(Aim) Go through the records and extract every line with the word "JSON".

══ Input data

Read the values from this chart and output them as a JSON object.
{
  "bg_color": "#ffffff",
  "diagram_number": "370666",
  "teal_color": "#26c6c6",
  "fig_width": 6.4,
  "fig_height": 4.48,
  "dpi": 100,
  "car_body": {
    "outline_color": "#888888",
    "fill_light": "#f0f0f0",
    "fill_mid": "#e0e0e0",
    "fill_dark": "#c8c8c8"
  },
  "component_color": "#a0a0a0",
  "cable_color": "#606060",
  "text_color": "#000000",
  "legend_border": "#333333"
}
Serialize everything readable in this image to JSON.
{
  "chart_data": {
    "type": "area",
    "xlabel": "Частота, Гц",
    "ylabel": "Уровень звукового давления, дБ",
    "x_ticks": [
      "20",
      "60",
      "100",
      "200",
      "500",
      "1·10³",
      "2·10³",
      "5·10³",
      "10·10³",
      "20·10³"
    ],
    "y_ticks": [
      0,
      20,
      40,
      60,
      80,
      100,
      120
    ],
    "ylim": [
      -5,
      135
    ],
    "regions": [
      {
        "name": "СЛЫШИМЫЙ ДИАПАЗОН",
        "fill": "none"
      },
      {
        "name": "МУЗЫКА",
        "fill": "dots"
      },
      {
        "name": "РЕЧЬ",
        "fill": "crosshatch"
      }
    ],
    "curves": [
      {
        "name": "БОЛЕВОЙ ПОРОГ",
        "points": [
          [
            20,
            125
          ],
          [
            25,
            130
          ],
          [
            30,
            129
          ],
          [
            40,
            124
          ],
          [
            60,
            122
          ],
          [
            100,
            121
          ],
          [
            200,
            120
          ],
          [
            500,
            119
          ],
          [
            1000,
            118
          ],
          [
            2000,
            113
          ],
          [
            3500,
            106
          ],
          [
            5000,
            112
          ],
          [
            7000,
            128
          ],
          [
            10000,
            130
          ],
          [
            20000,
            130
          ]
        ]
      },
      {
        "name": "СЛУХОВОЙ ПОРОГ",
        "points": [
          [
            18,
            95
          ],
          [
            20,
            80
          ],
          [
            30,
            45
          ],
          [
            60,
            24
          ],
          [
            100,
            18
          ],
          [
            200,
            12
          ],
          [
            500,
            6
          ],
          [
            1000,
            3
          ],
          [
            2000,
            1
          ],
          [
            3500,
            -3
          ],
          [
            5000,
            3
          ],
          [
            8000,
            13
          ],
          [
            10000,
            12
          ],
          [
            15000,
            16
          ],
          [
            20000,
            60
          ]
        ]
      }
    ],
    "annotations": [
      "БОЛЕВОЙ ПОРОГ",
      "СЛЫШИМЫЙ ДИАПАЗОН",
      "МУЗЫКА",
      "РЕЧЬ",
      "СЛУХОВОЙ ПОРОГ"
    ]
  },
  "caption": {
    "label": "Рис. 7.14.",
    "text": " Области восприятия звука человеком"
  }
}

════
══ Input data

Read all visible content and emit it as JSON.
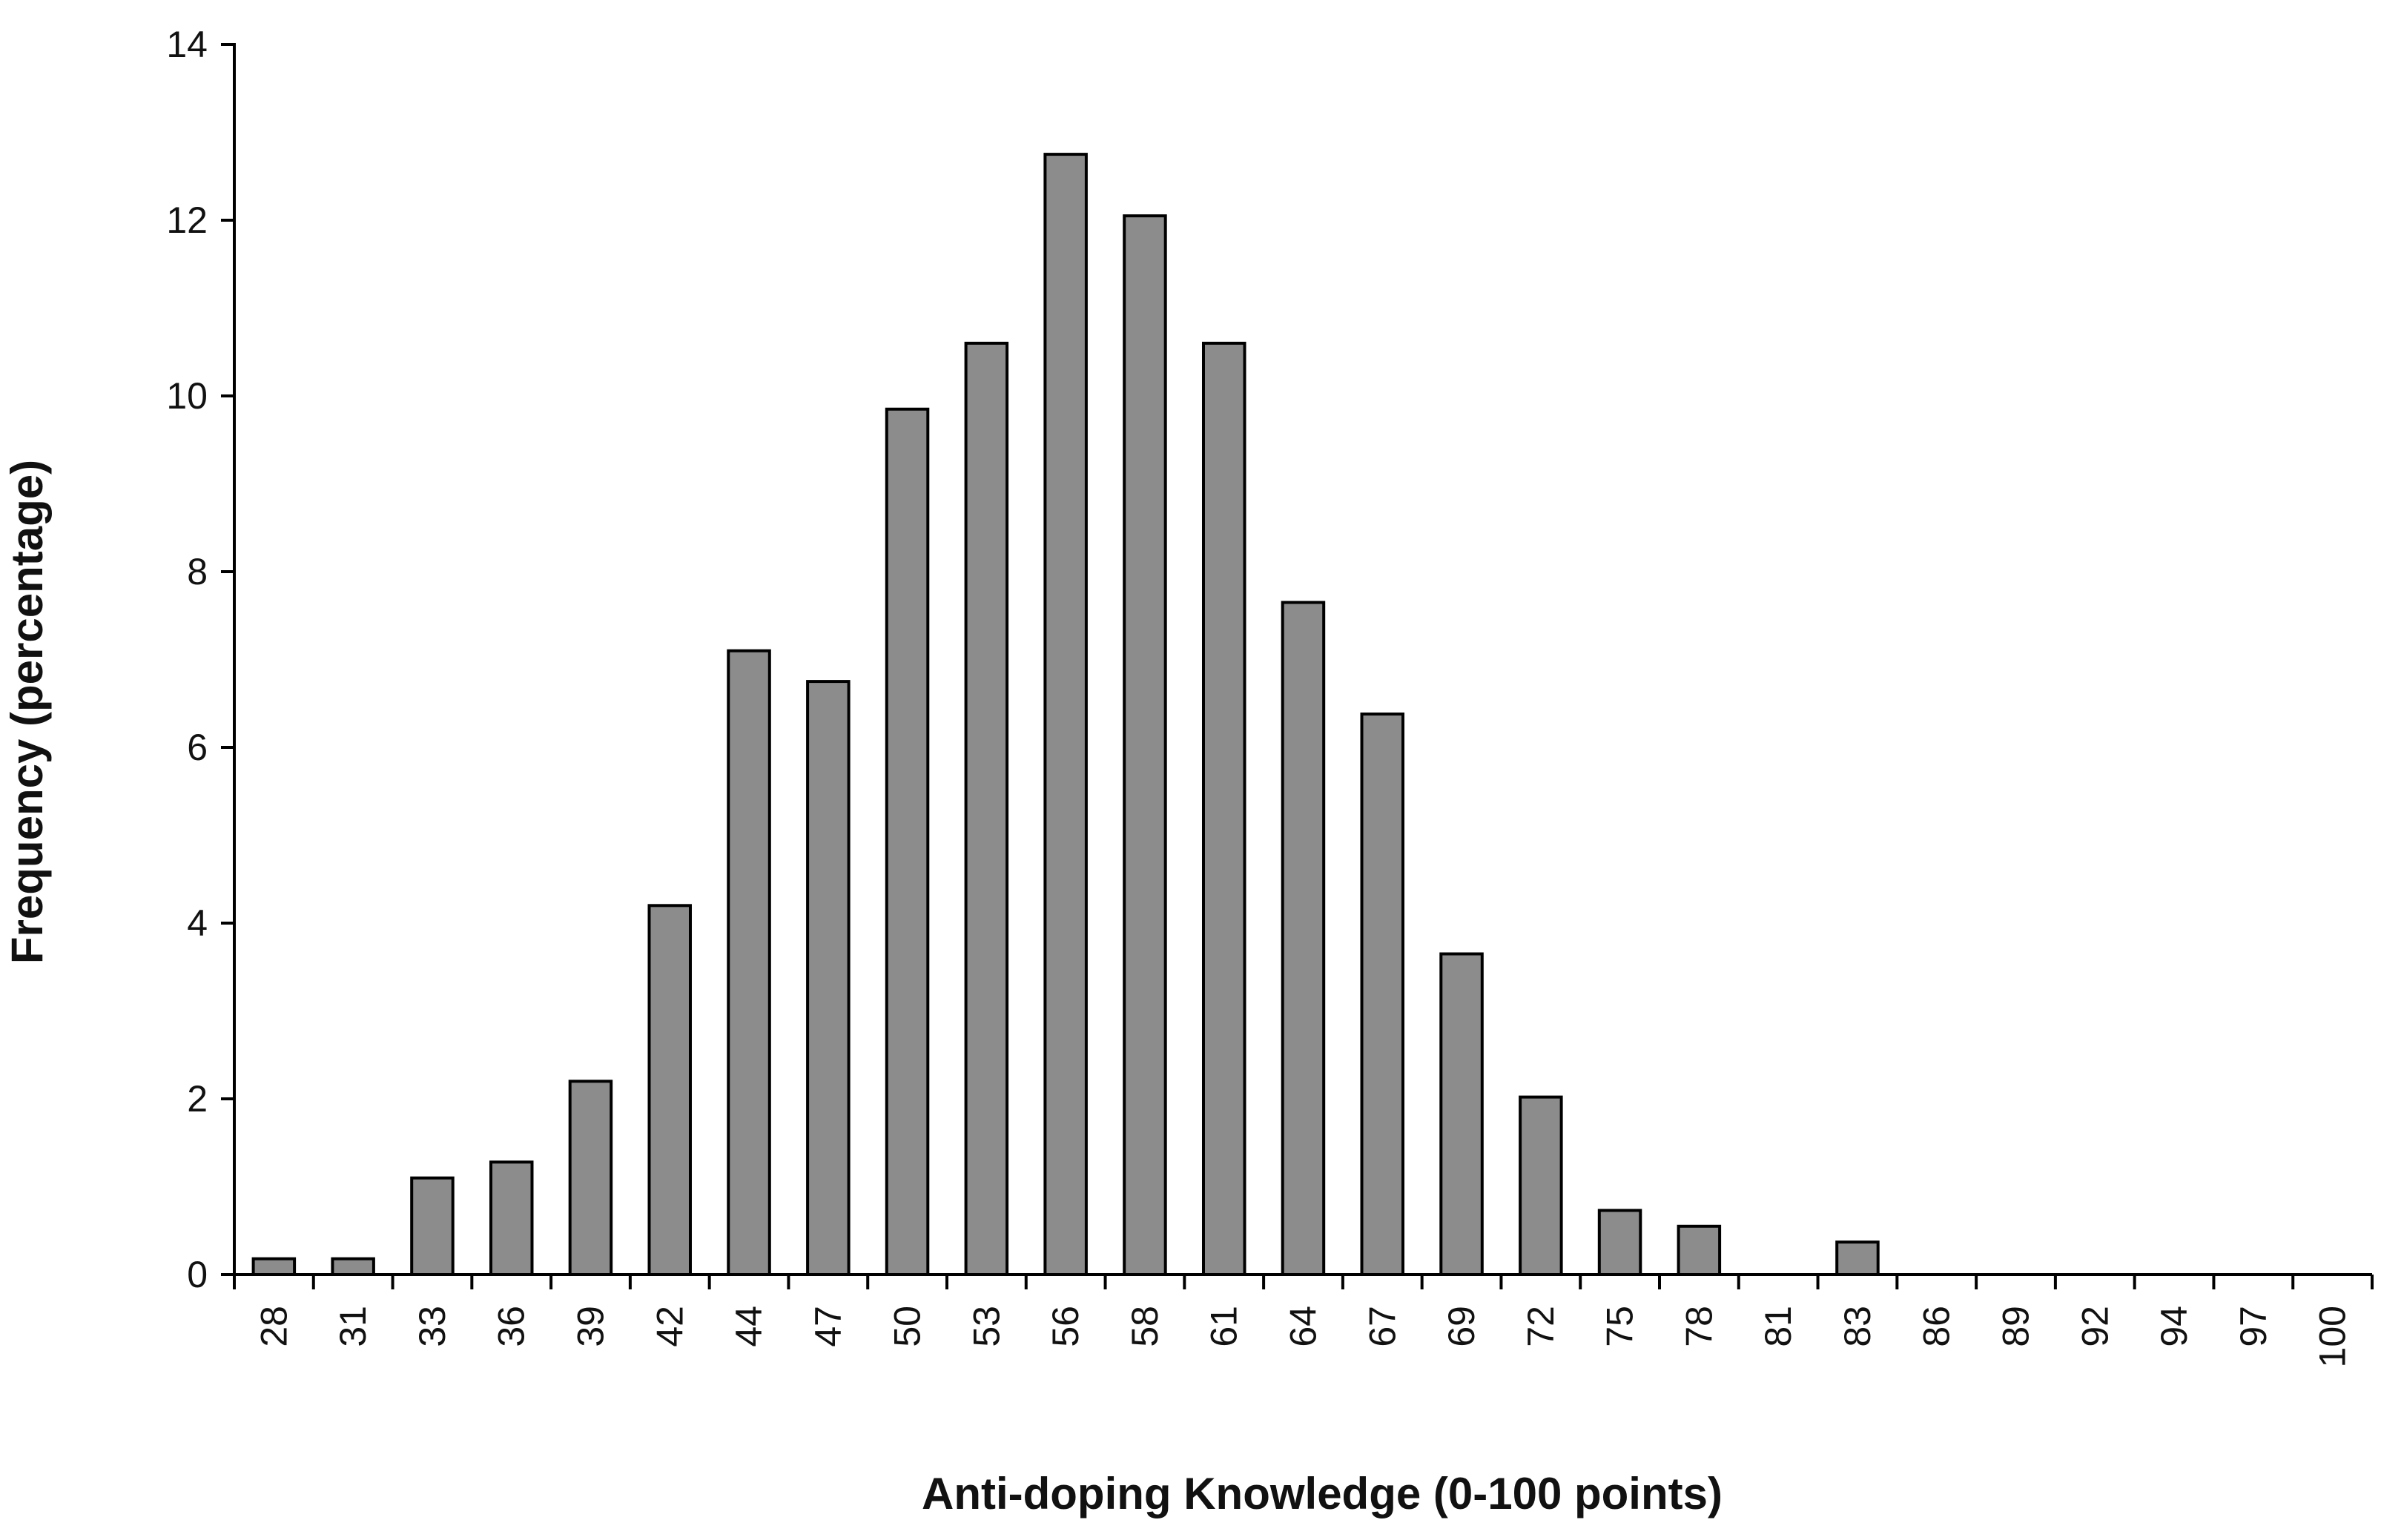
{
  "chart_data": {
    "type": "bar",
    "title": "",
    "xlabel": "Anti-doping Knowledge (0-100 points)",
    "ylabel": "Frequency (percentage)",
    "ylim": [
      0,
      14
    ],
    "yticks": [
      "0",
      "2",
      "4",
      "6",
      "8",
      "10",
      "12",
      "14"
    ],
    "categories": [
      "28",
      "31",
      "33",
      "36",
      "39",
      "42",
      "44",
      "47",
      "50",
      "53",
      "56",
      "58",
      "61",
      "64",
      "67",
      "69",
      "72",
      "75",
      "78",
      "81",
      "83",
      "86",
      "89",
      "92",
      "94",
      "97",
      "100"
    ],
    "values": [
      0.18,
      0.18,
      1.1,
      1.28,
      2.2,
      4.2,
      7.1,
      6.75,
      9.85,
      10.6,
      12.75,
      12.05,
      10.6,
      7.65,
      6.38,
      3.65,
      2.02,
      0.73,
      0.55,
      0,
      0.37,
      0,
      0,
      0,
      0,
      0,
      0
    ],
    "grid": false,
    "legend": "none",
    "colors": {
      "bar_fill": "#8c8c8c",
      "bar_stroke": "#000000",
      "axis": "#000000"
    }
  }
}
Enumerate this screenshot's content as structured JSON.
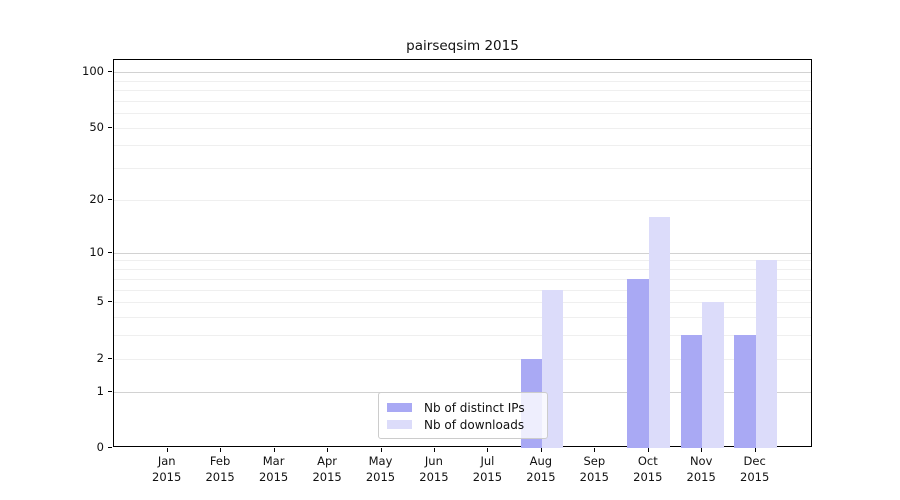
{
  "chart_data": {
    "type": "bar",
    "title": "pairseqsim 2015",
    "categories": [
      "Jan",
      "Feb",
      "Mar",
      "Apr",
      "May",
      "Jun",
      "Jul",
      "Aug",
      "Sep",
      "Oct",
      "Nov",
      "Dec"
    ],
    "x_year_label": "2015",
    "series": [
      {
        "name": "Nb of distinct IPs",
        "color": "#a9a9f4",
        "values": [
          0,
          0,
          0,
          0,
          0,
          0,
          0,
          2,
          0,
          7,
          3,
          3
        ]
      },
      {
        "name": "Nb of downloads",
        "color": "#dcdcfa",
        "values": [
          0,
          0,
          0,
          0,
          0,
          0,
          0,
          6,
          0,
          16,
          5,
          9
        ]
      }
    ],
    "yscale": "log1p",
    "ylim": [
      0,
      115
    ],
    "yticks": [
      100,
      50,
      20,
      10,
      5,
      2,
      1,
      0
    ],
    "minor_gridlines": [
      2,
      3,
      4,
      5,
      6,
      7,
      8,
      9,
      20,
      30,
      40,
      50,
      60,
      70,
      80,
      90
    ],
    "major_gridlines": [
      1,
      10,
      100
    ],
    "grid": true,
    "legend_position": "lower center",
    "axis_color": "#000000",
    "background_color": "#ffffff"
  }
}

════
══ Input data

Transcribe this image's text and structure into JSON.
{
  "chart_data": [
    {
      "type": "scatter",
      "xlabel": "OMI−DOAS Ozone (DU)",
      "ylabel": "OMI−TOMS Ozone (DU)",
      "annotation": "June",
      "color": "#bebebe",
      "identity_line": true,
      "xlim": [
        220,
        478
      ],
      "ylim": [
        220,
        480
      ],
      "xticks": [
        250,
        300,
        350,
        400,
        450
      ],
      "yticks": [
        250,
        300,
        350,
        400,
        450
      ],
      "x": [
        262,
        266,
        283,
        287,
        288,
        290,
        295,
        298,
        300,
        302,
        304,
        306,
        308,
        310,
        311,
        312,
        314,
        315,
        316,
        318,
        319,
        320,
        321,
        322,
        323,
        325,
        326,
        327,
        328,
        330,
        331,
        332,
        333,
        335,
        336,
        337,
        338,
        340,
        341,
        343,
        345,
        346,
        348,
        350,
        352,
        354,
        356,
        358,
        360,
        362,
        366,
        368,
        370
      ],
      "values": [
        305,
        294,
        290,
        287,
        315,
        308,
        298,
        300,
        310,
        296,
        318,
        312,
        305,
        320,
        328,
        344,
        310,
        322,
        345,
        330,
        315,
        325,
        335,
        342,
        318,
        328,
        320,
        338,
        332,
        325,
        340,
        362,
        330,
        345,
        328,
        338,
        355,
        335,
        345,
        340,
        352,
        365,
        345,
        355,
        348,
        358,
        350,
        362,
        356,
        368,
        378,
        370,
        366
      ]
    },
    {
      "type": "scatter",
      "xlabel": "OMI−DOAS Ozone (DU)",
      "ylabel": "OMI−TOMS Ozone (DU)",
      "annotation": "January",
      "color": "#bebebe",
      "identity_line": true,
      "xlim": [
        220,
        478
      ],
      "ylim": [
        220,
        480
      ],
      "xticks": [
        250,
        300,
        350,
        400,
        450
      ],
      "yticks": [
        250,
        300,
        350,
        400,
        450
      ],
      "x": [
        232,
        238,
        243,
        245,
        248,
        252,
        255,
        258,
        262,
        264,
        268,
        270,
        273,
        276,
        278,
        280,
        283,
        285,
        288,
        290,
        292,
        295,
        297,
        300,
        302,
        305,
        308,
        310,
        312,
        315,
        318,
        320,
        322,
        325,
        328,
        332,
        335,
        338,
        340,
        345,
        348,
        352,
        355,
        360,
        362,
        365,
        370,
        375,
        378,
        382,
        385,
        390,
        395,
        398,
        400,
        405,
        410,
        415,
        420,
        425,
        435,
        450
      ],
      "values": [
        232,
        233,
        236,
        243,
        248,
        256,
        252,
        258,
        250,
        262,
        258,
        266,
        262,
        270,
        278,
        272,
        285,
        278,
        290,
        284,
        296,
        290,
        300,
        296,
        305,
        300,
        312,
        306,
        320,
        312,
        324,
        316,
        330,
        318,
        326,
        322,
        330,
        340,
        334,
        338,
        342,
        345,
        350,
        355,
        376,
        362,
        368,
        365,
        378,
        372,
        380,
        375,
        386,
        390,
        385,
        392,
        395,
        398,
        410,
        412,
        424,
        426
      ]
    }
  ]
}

════

(Response to the task)
Read the values from this chart and output them as a JSON object.
Serialize everything readable in this image to JSON.
Read all visible content and emit it as JSON.
Enumerate this screenshot's content as structured JSON.
Transcribe this image's text and structure into JSON.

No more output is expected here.